* Begin INFORMATION SUPPLIED *
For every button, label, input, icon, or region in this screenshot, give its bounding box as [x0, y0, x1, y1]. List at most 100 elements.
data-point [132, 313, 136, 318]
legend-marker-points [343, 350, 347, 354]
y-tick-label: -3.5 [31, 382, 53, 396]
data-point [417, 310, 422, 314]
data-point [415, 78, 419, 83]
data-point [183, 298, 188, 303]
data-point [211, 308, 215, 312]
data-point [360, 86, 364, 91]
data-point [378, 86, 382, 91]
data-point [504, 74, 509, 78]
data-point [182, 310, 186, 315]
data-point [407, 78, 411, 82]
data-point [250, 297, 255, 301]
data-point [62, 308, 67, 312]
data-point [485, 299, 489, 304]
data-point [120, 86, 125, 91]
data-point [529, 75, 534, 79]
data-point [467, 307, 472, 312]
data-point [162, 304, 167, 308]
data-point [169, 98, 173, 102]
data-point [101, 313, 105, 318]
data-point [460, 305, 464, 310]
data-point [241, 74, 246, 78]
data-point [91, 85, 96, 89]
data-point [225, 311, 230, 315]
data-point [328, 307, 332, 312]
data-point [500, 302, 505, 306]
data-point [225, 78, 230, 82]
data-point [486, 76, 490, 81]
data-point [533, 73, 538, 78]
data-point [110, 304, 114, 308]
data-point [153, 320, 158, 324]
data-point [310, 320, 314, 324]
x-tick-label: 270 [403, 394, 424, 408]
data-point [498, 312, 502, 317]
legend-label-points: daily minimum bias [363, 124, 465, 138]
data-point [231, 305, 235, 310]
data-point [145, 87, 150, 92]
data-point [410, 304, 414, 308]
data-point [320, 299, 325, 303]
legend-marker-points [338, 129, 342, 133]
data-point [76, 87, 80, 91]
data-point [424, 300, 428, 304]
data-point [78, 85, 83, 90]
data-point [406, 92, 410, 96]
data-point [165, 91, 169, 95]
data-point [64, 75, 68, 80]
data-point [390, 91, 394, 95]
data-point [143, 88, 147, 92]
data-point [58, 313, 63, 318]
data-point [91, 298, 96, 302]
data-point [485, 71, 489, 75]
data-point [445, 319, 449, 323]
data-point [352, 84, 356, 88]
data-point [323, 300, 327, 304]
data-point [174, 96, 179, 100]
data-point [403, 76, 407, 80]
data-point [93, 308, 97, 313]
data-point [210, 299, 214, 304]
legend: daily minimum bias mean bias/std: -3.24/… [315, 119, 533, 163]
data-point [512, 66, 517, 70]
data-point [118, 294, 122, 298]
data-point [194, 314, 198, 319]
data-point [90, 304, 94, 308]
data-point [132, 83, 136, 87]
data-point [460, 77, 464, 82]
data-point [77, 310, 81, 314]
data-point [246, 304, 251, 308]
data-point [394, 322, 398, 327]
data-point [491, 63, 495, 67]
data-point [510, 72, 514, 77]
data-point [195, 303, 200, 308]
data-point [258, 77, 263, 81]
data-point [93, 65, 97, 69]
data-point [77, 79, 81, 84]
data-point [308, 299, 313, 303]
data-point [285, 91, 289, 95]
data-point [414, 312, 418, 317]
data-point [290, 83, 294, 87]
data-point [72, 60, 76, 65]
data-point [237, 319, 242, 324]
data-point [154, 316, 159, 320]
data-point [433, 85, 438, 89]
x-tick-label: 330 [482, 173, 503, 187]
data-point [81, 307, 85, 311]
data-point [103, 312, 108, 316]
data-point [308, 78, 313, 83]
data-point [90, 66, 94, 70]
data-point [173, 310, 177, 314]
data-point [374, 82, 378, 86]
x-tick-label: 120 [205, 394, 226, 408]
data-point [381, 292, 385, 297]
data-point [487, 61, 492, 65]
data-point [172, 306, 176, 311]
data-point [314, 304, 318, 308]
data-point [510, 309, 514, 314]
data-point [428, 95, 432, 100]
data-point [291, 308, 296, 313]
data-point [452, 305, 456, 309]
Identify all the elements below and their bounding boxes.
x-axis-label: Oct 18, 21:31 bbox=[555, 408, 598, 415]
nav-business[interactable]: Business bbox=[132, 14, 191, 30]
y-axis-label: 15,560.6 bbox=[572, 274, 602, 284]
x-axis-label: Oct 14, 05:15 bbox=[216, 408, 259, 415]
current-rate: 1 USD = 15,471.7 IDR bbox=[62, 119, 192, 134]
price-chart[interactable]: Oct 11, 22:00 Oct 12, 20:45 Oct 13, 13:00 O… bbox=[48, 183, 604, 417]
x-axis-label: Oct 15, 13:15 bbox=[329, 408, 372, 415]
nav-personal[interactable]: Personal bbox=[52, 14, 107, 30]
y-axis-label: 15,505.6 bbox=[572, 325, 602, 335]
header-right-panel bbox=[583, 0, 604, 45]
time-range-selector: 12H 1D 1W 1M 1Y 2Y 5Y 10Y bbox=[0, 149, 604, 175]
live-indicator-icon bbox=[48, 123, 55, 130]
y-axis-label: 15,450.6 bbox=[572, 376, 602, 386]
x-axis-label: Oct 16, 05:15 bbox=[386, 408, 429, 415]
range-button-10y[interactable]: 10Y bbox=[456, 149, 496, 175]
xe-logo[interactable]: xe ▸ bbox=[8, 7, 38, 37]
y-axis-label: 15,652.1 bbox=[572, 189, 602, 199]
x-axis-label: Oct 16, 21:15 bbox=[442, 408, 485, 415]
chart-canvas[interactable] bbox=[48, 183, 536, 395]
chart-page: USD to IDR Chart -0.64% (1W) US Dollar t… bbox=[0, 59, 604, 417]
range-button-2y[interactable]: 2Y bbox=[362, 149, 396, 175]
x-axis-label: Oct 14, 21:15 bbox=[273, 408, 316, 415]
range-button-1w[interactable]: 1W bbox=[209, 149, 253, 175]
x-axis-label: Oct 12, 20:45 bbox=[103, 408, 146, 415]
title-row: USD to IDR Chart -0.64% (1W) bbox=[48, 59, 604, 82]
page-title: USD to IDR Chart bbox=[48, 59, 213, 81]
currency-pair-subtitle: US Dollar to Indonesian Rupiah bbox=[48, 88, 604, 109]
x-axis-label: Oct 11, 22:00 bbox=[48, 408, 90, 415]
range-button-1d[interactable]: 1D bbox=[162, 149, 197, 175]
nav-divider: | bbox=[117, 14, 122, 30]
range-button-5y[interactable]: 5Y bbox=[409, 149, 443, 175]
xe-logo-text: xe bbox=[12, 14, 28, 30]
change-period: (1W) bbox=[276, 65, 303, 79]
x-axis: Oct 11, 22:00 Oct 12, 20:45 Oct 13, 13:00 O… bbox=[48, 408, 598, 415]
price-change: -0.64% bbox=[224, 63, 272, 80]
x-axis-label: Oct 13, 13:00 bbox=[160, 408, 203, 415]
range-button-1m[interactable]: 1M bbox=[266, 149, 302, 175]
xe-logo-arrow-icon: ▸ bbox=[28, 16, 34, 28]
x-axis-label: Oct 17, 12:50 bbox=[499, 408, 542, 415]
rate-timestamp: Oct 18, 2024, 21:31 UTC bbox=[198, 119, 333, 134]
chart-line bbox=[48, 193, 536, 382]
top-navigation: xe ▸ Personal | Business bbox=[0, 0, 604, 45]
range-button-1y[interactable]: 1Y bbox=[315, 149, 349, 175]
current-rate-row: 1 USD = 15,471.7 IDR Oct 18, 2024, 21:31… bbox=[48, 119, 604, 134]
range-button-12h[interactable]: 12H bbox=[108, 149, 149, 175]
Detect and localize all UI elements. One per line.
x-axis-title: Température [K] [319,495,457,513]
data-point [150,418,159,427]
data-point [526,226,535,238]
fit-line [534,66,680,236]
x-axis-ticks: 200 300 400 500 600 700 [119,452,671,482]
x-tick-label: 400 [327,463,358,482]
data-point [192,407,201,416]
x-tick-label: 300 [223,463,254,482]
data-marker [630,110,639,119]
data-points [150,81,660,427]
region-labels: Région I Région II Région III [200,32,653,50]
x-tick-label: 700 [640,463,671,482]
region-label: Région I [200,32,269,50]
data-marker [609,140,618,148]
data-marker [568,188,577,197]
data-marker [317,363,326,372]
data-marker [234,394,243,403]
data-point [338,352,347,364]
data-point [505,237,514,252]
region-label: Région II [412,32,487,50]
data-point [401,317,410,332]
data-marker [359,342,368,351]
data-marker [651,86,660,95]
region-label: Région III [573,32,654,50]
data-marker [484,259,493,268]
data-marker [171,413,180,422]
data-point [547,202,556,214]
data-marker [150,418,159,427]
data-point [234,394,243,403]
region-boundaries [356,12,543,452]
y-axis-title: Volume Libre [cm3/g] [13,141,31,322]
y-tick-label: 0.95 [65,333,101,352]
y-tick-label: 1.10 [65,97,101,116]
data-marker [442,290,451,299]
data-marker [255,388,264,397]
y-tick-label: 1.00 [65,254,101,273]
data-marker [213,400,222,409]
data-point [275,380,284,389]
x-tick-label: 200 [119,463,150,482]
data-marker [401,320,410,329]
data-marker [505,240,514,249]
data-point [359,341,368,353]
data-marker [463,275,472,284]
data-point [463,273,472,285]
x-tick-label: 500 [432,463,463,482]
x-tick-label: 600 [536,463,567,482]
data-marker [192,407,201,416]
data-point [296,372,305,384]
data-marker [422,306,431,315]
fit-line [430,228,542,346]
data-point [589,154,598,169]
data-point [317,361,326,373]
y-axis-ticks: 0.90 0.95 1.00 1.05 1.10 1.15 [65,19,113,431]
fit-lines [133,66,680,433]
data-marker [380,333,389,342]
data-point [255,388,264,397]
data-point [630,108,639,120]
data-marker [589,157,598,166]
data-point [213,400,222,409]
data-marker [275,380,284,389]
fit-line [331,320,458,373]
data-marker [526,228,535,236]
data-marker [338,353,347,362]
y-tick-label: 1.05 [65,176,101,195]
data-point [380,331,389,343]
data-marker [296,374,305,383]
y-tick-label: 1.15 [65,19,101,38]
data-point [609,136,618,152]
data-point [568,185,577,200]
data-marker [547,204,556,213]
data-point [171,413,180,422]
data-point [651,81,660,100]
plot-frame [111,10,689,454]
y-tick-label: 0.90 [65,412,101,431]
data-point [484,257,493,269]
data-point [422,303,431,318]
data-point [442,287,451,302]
* End INFORMATION SUPPLIED *
## BRIEF
Output as a numbered list everything from the start of the lines down to the line containing "y-tick-label: -3.5 [31, 382, 53, 396]", both ends included and blank lines left out.

## WORKED ANSWER
1. For every button, label, input, icon, or region in this screenshot, give its bounding box as [x0, y0, x1, y1]. List at most 100 elements.
2. data-point [132, 313, 136, 318]
3. legend-marker-points [343, 350, 347, 354]
4. y-tick-label: -3.5 [31, 382, 53, 396]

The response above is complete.